Given task => Reproduce the material word for word; the images stay out.

(Data records)
------------------------------------------------

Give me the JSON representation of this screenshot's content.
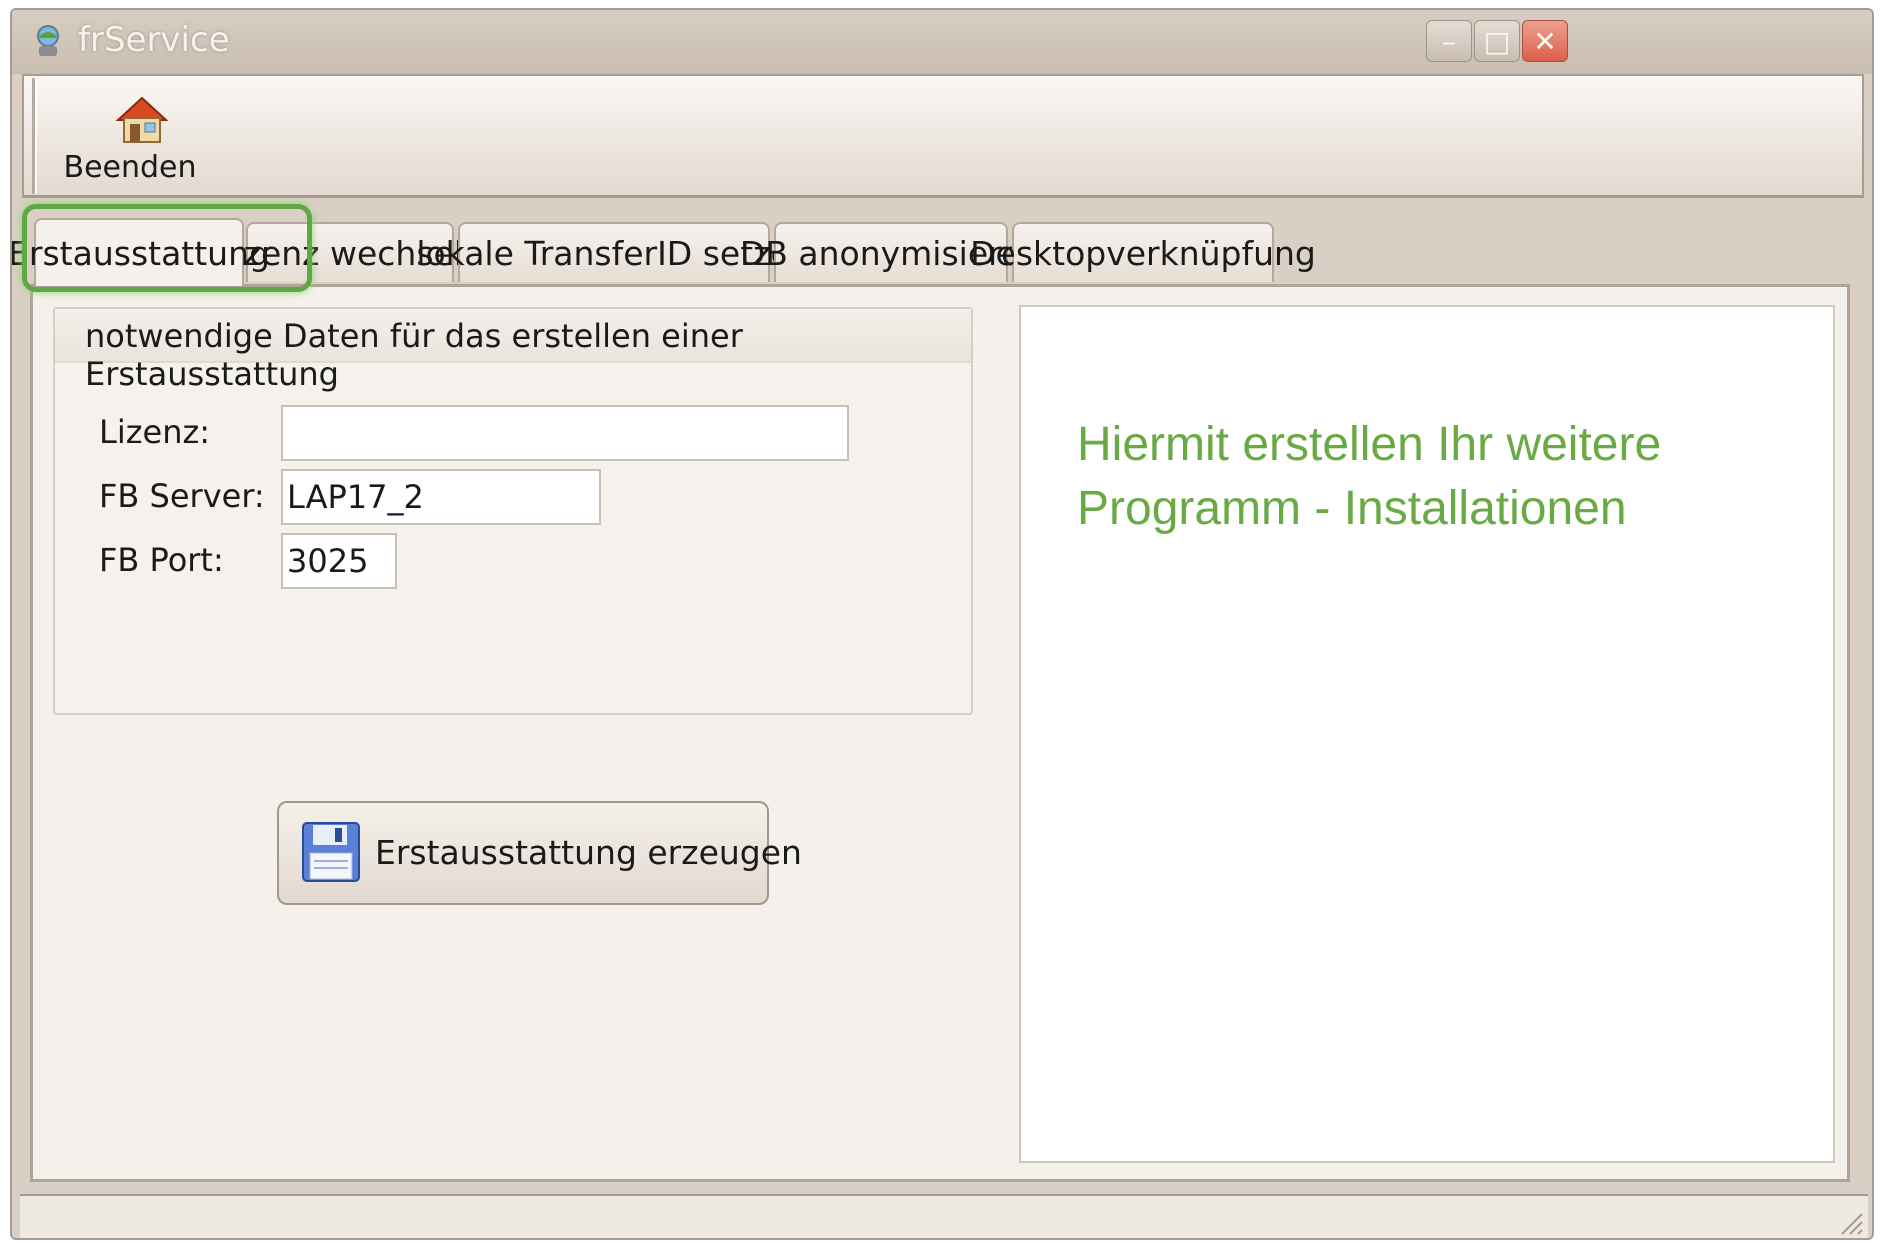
{
  "window": {
    "title": "frService",
    "controls": {
      "minimize": "–",
      "maximize": "□",
      "close": "✕"
    }
  },
  "toolbar": {
    "quit_label": "Beenden",
    "quit_icon": "home-icon"
  },
  "tabs": [
    {
      "label": "Erstausstattung",
      "active": true
    },
    {
      "label": "Lizenz wechseln",
      "active": false
    },
    {
      "label": "lokale TransferID setzen",
      "active": false
    },
    {
      "label": "DB anonymisieren",
      "active": false
    },
    {
      "label": "Desktopverknüpfung",
      "active": false
    }
  ],
  "group": {
    "title": "notwendige Daten für das erstellen einer Erstausstattung",
    "fields": [
      {
        "label": "Lizenz:",
        "value": ""
      },
      {
        "label": "FB Server:",
        "value": "LAP17_2"
      },
      {
        "label": "FB Port:",
        "value": "3025"
      }
    ]
  },
  "actions": {
    "create_label": "Erstausstattung erzeugen",
    "create_icon": "floppy-disk-icon"
  },
  "info": {
    "line1": "Hiermit erstellen Ihr weitere",
    "line2": "Programm - Installationen",
    "color": "#6aaa45"
  },
  "highlight_color": "#5fa844"
}
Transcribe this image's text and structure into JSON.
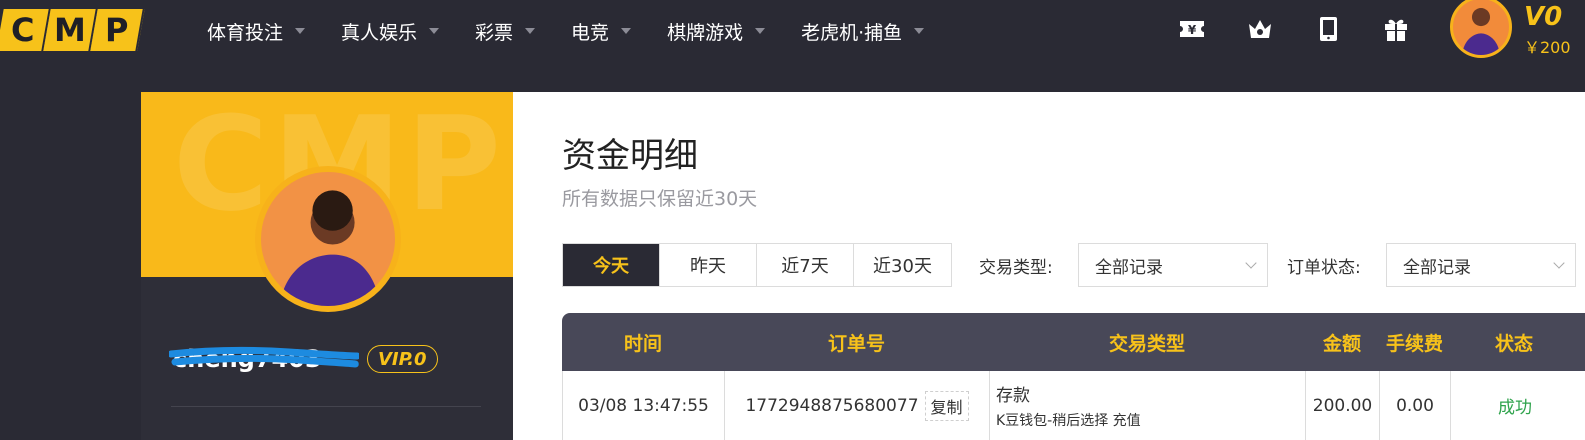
{
  "header": {
    "logo_letters": [
      "C",
      "M",
      "P"
    ],
    "nav": [
      {
        "label": "体育投注"
      },
      {
        "label": "真人娱乐"
      },
      {
        "label": "彩票"
      },
      {
        "label": "电竞"
      },
      {
        "label": "棋牌游戏"
      },
      {
        "label": "老虎机·捕鱼"
      }
    ],
    "icons": [
      "yen-ticket-icon",
      "crown-icon",
      "tablet-icon",
      "gift-icon"
    ],
    "vip_label": "V0",
    "balance": "￥200"
  },
  "profile": {
    "watermark": "CMP",
    "username": "cheng7403",
    "vip_badge": "VIP.0"
  },
  "main": {
    "title": "资金明细",
    "subtitle": "所有数据只保留近30天",
    "date_tabs": [
      {
        "label": "今天",
        "active": true
      },
      {
        "label": "昨天",
        "active": false
      },
      {
        "label": "近7天",
        "active": false
      },
      {
        "label": "近30天",
        "active": false
      }
    ],
    "filters": {
      "type_label": "交易类型:",
      "type_value": "全部记录",
      "status_label": "订单状态:",
      "status_value": "全部记录"
    },
    "table": {
      "headers": [
        "时间",
        "订单号",
        "交易类型",
        "金额",
        "手续费",
        "状态"
      ],
      "rows": [
        {
          "time": "03/08 13:47:55",
          "order_no": "1772948875680077",
          "copy_label": "复制",
          "type_main": "存款",
          "type_sub": "K豆钱包-稍后选择 充值",
          "amount": "200.00",
          "fee": "0.00",
          "status": "成功"
        }
      ]
    }
  },
  "colors": {
    "accent": "#f7c21a",
    "header_bg": "#2a2a34",
    "table_head_bg": "#484858",
    "success": "#2fa34c"
  }
}
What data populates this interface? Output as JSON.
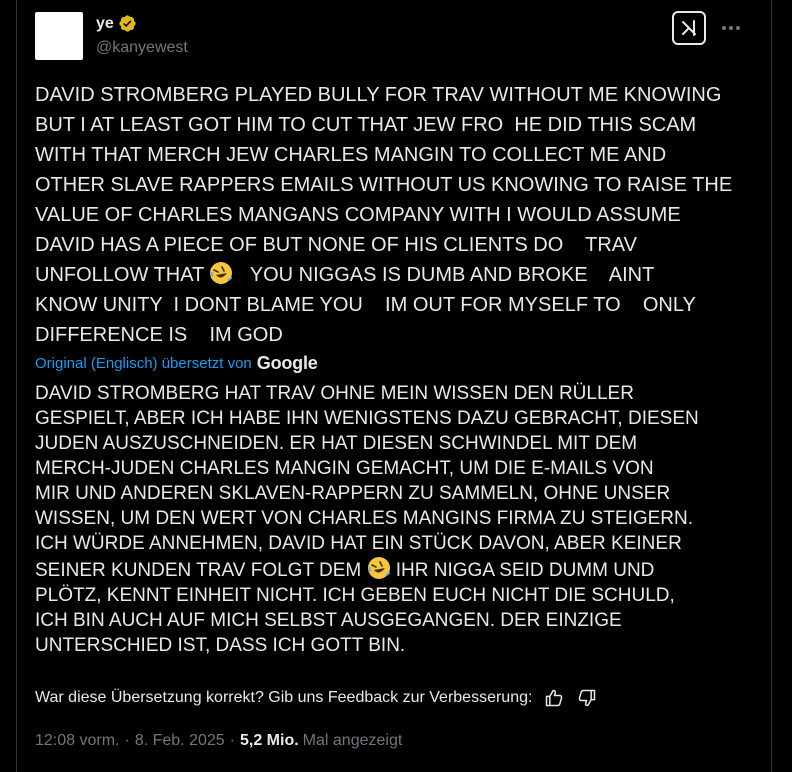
{
  "author": {
    "display_name": "ye",
    "handle": "@kanyewest",
    "verified_badge_color": "#e2b719",
    "avatar_color": "#ffffff"
  },
  "header_actions": {
    "grok_icon": "grok-icon",
    "more_icon": "more-icon"
  },
  "tweet": {
    "line_1": "DAVID STROMBERG PLAYED BULLY FOR TRAV WITHOUT ME KNOWING",
    "line_2": "BUT I AT LEAST GOT HIM TO CUT THAT JEW FRO  HE DID THIS SCAM",
    "line_3": "WITH THAT MERCH JEW CHARLES MANGIN TO COLLECT ME AND",
    "line_4": "OTHER SLAVE RAPPERS EMAILS WITHOUT US KNOWING TO RAISE THE",
    "line_5": "VALUE OF CHARLES MANGANS COMPANY WITH I WOULD ASSUME",
    "line_6": "DAVID HAS A PIECE OF BUT NONE OF HIS CLIENTS DO    TRAV",
    "line_7_a": "UNFOLLOW THAT ",
    "line_7_b": "   YOU NIGGAS IS DUMB AND BROKE    AINT",
    "line_8": "KNOW UNITY  I DONT BLAME YOU    IM OUT FOR MYSELF TO    ONLY",
    "line_9": "DIFFERENCE IS    IM GOD",
    "emoji": "rolling-on-floor-laughing-emoji"
  },
  "translation": {
    "label": "Original (Englisch) übersetzt von",
    "provider": "Google",
    "line_1": "DAVID STROMBERG HAT TRAV OHNE MEIN WISSEN DEN RÜLLER",
    "line_2": "GESPIELT, ABER ICH HABE IHN WENIGSTENS DAZU GEBRACHT, DIESEN",
    "line_3": "JUDEN AUSZUSCHNEIDEN. ER HAT DIESEN SCHWINDEL MIT DEM",
    "line_4": "MERCH-JUDEN CHARLES MANGIN GEMACHT, UM DIE E-MAILS VON",
    "line_5": "MIR UND ANDEREN SKLAVEN-RAPPERN ZU SAMMELN, OHNE UNSER",
    "line_6": "WISSEN, UM DEN WERT VON CHARLES MANGINS FIRMA ZU STEIGERN.",
    "line_7": "ICH WÜRDE ANNEHMEN, DAVID HAT EIN STÜCK DAVON, ABER KEINER",
    "line_8_a": "SEINER KUNDEN TRAV FOLGT DEM ",
    "line_8_b": " IHR NIGGA SEID DUMM UND",
    "line_9": "PLÖTZ, KENNT EINHEIT NICHT. ICH GEBEN EUCH NICHT DIE SCHULD,",
    "line_10": "ICH BIN AUCH AUF MICH SELBST AUSGEGANGEN. DER EINZIGE",
    "line_11": "UNTERSCHIED IST, DASS ICH GOTT BIN."
  },
  "feedback": {
    "prompt": "War diese Übersetzung korrekt? Gib uns Feedback zur Verbesserung:",
    "thumbs_up_icon": "thumbs-up-icon",
    "thumbs_down_icon": "thumbs-down-icon"
  },
  "meta": {
    "time": "12:08 vorm.",
    "date": "8. Feb. 2025",
    "views_count": "5,2 Mio.",
    "views_label": "Mal angezeigt"
  }
}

------------------------------------------------

Exercise output =>
Give me the JSON representation of this screenshot's content.
{
  "window": {
    "title": "frService",
    "controls": {
      "minimize": "–",
      "maximize": "□",
      "close": "✕"
    }
  },
  "toolbar": {
    "quit_label": "Beenden",
    "quit_icon": "home-icon"
  },
  "tabs": [
    {
      "label": "Erstausstattung",
      "active": true
    },
    {
      "label": "Lizenz wechseln",
      "active": false
    },
    {
      "label": "lokale TransferID setzen",
      "active": false
    },
    {
      "label": "DB anonymisieren",
      "active": false
    },
    {
      "label": "Desktopverknüpfung",
      "active": false
    }
  ],
  "group": {
    "title": "notwendige Daten für das erstellen einer Erstausstattung",
    "fields": [
      {
        "label": "Lizenz:",
        "value": ""
      },
      {
        "label": "FB Server:",
        "value": "LAP17_2"
      },
      {
        "label": "FB Port:",
        "value": "3025"
      }
    ]
  },
  "actions": {
    "create_label": "Erstausstattung erzeugen",
    "create_icon": "floppy-disk-icon"
  },
  "info": {
    "line1": "Hiermit erstellen Ihr weitere",
    "line2": "Programm - Installationen",
    "color": "#6aaa45"
  },
  "highlight_color": "#5fa844"
}
Transcribe this image's text and structure into JSON.
{
  "header": {
    "logo_letters": [
      "C",
      "M",
      "P"
    ],
    "nav": [
      {
        "label": "体育投注"
      },
      {
        "label": "真人娱乐"
      },
      {
        "label": "彩票"
      },
      {
        "label": "电竞"
      },
      {
        "label": "棋牌游戏"
      },
      {
        "label": "老虎机·捕鱼"
      }
    ],
    "icons": [
      "yen-ticket-icon",
      "crown-icon",
      "tablet-icon",
      "gift-icon"
    ],
    "vip_label": "V0",
    "balance": "￥200"
  },
  "profile": {
    "watermark": "CMP",
    "username": "cheng7403",
    "vip_badge": "VIP.0"
  },
  "main": {
    "title": "资金明细",
    "subtitle": "所有数据只保留近30天",
    "date_tabs": [
      {
        "label": "今天",
        "active": true
      },
      {
        "label": "昨天",
        "active": false
      },
      {
        "label": "近7天",
        "active": false
      },
      {
        "label": "近30天",
        "active": false
      }
    ],
    "filters": {
      "type_label": "交易类型:",
      "type_value": "全部记录",
      "status_label": "订单状态:",
      "status_value": "全部记录"
    },
    "table": {
      "headers": [
        "时间",
        "订单号",
        "交易类型",
        "金额",
        "手续费",
        "状态"
      ],
      "rows": [
        {
          "time": "03/08 13:47:55",
          "order_no": "1772948875680077",
          "copy_label": "复制",
          "type_main": "存款",
          "type_sub": "K豆钱包-稍后选择 充值",
          "amount": "200.00",
          "fee": "0.00",
          "status": "成功"
        }
      ]
    }
  },
  "colors": {
    "accent": "#f7c21a",
    "header_bg": "#2a2a34",
    "table_head_bg": "#484858",
    "success": "#2fa34c"
  }
}
What data populates this interface? Output as JSON.
{
  "author": {
    "display_name": "ye",
    "handle": "@kanyewest",
    "verified_badge_color": "#e2b719",
    "avatar_color": "#ffffff"
  },
  "header_actions": {
    "grok_icon": "grok-icon",
    "more_icon": "more-icon"
  },
  "tweet": {
    "line_1": "DAVID STROMBERG PLAYED BULLY FOR TRAV WITHOUT ME KNOWING",
    "line_2": "BUT I AT LEAST GOT HIM TO CUT THAT JEW FRO  HE DID THIS SCAM",
    "line_3": "WITH THAT MERCH JEW CHARLES MANGIN TO COLLECT ME AND",
    "line_4": "OTHER SLAVE RAPPERS EMAILS WITHOUT US KNOWING TO RAISE THE",
    "line_5": "VALUE OF CHARLES MANGANS COMPANY WITH I WOULD ASSUME",
    "line_6": "DAVID HAS A PIECE OF BUT NONE OF HIS CLIENTS DO    TRAV",
    "line_7_a": "UNFOLLOW THAT ",
    "line_7_b": "   YOU NIGGAS IS DUMB AND BROKE    AINT",
    "line_8": "KNOW UNITY  I DONT BLAME YOU    IM OUT FOR MYSELF TO    ONLY",
    "line_9": "DIFFERENCE IS    IM GOD",
    "emoji": "rolling-on-floor-laughing-emoji"
  },
  "translation": {
    "label": "Original (Englisch) übersetzt von",
    "provider": "Google",
    "line_1": "DAVID STROMBERG HAT TRAV OHNE MEIN WISSEN DEN RÜLLER",
    "line_2": "GESPIELT, ABER ICH HABE IHN WENIGSTENS DAZU GEBRACHT, DIESEN",
    "line_3": "JUDEN AUSZUSCHNEIDEN. ER HAT DIESEN SCHWINDEL MIT DEM",
    "line_4": "MERCH-JUDEN CHARLES MANGIN GEMACHT, UM DIE E-MAILS VON",
    "line_5": "MIR UND ANDEREN SKLAVEN-RAPPERN ZU SAMMELN, OHNE UNSER",
    "line_6": "WISSEN, UM DEN WERT VON CHARLES MANGINS FIRMA ZU STEIGERN.",
    "line_7": "ICH WÜRDE ANNEHMEN, DAVID HAT EIN STÜCK DAVON, ABER KEINER",
    "line_8_a": "SEINER KUNDEN TRAV FOLGT DEM ",
    "line_8_b": " IHR NIGGA SEID DUMM UND",
    "line_9": "PLÖTZ, KENNT EINHEIT NICHT. ICH GEBEN EUCH NICHT DIE SCHULD,",
    "line_10": "ICH BIN AUCH AUF MICH SELBST AUSGEGANGEN. DER EINZIGE",
    "line_11": "UNTERSCHIED IST, DASS ICH GOTT BIN."
  },
  "feedback": {
    "prompt": "War diese Übersetzung korrekt? Gib uns Feedback zur Verbesserung:",
    "thumbs_up_icon": "thumbs-up-icon",
    "thumbs_down_icon": "thumbs-down-icon"
  },
  "meta": {
    "time": "12:08 vorm.",
    "date": "8. Feb. 2025",
    "views_count": "5,2 Mio.",
    "views_label": "Mal angezeigt"
  }
}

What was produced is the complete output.